+++ RAW DATA
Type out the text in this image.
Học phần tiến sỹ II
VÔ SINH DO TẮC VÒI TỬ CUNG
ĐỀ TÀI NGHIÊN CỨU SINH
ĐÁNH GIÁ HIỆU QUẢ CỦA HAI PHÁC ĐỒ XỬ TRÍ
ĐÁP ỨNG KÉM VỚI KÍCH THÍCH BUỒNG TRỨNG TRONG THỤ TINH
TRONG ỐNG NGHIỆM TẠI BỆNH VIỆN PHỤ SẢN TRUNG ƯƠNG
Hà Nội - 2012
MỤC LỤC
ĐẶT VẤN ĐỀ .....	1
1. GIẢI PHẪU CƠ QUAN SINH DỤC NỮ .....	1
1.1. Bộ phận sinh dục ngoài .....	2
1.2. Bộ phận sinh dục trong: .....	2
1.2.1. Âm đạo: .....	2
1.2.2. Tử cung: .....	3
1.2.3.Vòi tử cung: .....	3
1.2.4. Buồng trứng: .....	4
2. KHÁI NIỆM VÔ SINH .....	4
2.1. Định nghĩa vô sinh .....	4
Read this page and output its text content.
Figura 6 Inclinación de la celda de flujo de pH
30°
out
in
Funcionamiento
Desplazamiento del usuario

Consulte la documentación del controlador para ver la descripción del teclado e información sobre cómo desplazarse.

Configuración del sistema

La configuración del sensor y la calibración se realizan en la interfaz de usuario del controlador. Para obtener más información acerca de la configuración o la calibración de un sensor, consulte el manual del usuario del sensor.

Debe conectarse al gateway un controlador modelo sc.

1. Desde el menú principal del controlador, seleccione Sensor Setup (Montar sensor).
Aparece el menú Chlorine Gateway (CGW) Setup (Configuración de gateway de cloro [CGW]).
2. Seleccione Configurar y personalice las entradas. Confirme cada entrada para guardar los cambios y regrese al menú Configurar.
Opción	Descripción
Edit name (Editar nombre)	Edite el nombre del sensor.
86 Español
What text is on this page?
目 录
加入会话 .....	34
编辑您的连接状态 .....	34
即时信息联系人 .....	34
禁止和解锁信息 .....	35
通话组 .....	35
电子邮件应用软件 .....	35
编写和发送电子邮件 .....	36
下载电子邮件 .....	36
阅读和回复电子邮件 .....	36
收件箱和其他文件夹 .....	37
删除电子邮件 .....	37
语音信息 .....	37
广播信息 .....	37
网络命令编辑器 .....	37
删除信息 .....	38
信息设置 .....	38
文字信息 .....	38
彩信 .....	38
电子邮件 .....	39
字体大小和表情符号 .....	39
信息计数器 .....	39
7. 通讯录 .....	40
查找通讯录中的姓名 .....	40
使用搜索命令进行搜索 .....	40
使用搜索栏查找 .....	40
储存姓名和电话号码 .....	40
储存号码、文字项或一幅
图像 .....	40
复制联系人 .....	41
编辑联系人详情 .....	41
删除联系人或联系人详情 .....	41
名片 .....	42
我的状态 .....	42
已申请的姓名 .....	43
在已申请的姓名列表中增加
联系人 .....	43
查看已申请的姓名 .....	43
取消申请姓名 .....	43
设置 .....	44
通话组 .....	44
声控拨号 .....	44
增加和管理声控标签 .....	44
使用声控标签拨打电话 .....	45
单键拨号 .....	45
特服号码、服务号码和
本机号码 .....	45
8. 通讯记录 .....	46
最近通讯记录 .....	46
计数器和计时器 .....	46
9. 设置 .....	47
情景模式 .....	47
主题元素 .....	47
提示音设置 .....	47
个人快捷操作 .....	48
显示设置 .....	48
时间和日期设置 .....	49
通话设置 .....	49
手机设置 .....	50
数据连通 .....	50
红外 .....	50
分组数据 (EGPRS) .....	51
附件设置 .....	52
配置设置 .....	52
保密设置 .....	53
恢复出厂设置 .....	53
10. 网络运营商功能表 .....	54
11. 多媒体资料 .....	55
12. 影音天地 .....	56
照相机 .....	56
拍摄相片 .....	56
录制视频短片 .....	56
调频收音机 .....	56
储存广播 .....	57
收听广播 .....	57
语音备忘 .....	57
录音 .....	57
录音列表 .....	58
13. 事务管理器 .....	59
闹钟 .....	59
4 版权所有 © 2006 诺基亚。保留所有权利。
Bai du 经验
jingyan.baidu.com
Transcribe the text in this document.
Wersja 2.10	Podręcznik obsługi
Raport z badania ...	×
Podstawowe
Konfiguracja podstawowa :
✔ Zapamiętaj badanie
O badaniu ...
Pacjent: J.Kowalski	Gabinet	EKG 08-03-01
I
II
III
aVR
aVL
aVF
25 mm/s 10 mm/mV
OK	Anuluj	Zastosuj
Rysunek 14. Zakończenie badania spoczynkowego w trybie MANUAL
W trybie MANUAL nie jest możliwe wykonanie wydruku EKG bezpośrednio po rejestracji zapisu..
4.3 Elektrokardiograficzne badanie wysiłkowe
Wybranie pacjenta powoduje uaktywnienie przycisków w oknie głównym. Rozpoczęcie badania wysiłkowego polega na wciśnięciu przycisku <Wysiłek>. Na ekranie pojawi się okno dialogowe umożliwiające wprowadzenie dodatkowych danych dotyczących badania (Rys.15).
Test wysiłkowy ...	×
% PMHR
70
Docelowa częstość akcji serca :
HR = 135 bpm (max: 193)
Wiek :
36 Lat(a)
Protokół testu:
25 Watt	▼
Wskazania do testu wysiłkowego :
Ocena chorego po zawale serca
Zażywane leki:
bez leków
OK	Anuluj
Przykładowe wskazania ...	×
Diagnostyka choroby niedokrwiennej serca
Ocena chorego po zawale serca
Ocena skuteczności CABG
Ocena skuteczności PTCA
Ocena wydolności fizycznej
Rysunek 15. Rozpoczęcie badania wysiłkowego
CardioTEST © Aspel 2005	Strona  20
++++++
EXERCISE TASK.
From the records above, extract every line exactly as it stands.

ANSWER IN FULL.
Type out the text in this image.
Học phần tiến sỹ II
VÔ SINH DO TẮC VÒI TỬ CUNG
ĐỀ TÀI NGHIÊN CỨU SINH
ĐÁNH GIÁ HIỆU QUẢ CỦA HAI PHÁC ĐỒ XỬ TRÍ
ĐÁP ỨNG KÉM VỚI KÍCH THÍCH BUỒNG TRỨNG TRONG THỤ TINH
TRONG ỐNG NGHIỆM TẠI BỆNH VIỆN PHỤ SẢN TRUNG ƯƠNG
Hà Nội - 2012
MỤC LỤC
ĐẶT VẤN ĐỀ .....	1
1. GIẢI PHẪU CƠ QUAN SINH DỤC NỮ .....	1
1.1. Bộ phận sinh dục ngoài .....	2
1.2. Bộ phận sinh dục trong: .....	2
1.2.1. Âm đạo: .....	2
1.2.2. Tử cung: .....	3
1.2.3.Vòi tử cung: .....	3
1.2.4. Buồng trứng: .....	4
2. KHÁI NIỆM VÔ SINH .....	4
2.1. Định nghĩa vô sinh .....	4
Read this page and output its text content.
Figura 6 Inclinación de la celda de flujo de pH
30°
out
in
Funcionamiento
Desplazamiento del usuario

Consulte la documentación del controlador para ver la descripción del teclado e información sobre cómo desplazarse.

Configuración del sistema

La configuración del sensor y la calibración se realizan en la interfaz de usuario del controlador. Para obtener más información acerca de la configuración o la calibración de un sensor, consulte el manual del usuario del sensor.

Debe conectarse al gateway un controlador modelo sc.

1. Desde el menú principal del controlador, seleccione Sensor Setup (Montar sensor).
Aparece el menú Chlorine Gateway (CGW) Setup (Configuración de gateway de cloro [CGW]).
2. Seleccione Configurar y personalice las entradas. Confirme cada entrada para guardar los cambios y regrese al menú Configurar.
Opción	Descripción
Edit name (Editar nombre)	Edite el nombre del sensor.
86 Español
What text is on this page?
目 录
加入会话 .....	34
编辑您的连接状态 .....	34
即时信息联系人 .....	34
禁止和解锁信息 .....	35
通话组 .....	35
电子邮件应用软件 .....	35
编写和发送电子邮件 .....	36
下载电子邮件 .....	36
阅读和回复电子邮件 .....	36
收件箱和其他文件夹 .....	37
删除电子邮件 .....	37
语音信息 .....	37
广播信息 .....	37
网络命令编辑器 .....	37
删除信息 .....	38
信息设置 .....	38
文字信息 .....	38
彩信 .....	38
电子邮件 .....	39
字体大小和表情符号 .....	39
信息计数器 .....	39
7. 通讯录 .....	40
查找通讯录中的姓名 .....	40
使用搜索命令进行搜索 .....	40
使用搜索栏查找 .....	40
储存姓名和电话号码 .....	40
储存号码、文字项或一幅
图像 .....	40
复制联系人 .....	41
编辑联系人详情 .....	41
删除联系人或联系人详情 .....	41
名片 .....	42
我的状态 .....	42
已申请的姓名 .....	43
在已申请的姓名列表中增加
联系人 .....	43
查看已申请的姓名 .....	43
取消申请姓名 .....	43
设置 .....	44
通话组 .....	44
声控拨号 .....	44
增加和管理声控标签 .....	44
使用声控标签拨打电话 .....	45
单键拨号 .....	45
特服号码、服务号码和
本机号码 .....	45
8. 通讯记录 .....	46
最近通讯记录 .....	46
计数器和计时器 .....	46
9. 设置 .....	47
情景模式 .....	47
主题元素 .....	47
提示音设置 .....	47
个人快捷操作 .....	48
显示设置 .....	48
时间和日期设置 .....	49
通话设置 .....	49
手机设置 .....	50
数据连通 .....	50
红外 .....	50
分组数据 (EGPRS) .....	51
附件设置 .....	52
配置设置 .....	52
保密设置 .....	53
恢复出厂设置 .....	53
10. 网络运营商功能表 .....	54
11. 多媒体资料 .....	55
12. 影音天地 .....	56
照相机 .....	56
拍摄相片 .....	56
录制视频短片 .....	56
调频收音机 .....	56
储存广播 .....	57
收听广播 .....	57
语音备忘 .....	57
录音 .....	57
录音列表 .....	58
13. 事务管理器 .....	59
闹钟 .....	59
4 版权所有 © 2006 诺基亚。保留所有权利。
Bai du 经验
jingyan.baidu.com
Transcribe the text in this document.
Wersja 2.10	Podręcznik obsługi
Raport z badania ...	×
Podstawowe
Konfiguracja podstawowa :
✔ Zapamiętaj badanie
O badaniu ...
Pacjent: J.Kowalski	Gabinet	EKG 08-03-01
I
II
III
aVR
aVL
aVF
25 mm/s 10 mm/mV
OK	Anuluj	Zastosuj
Rysunek 14. Zakończenie badania spoczynkowego w trybie MANUAL
W trybie MANUAL nie jest możliwe wykonanie wydruku EKG bezpośrednio po rejestracji zapisu..
4.3 Elektrokardiograficzne badanie wysiłkowe
Wybranie pacjenta powoduje uaktywnienie przycisków w oknie głównym. Rozpoczęcie badania wysiłkowego polega na wciśnięciu przycisku <Wysiłek>. Na ekranie pojawi się okno dialogowe umożliwiające wprowadzenie dodatkowych danych dotyczących badania (Rys.15).
Test wysiłkowy ...	×
% PMHR
70
Docelowa częstość akcji serca :
HR = 135 bpm (max: 193)
Wiek :
36 Lat(a)
Protokół testu:
25 Watt	▼
Wskazania do testu wysiłkowego :
Ocena chorego po zawale serca
Zażywane leki:
bez leków
OK	Anuluj
Przykładowe wskazania ...	×
Diagnostyka choroby niedokrwiennej serca
Ocena chorego po zawale serca
Ocena skuteczności CABG
Ocena skuteczności PTCA
Ocena wydolności fizycznej
Rysunek 15. Rozpoczęcie badania wysiłkowego
CardioTEST © Aspel 2005	Strona  20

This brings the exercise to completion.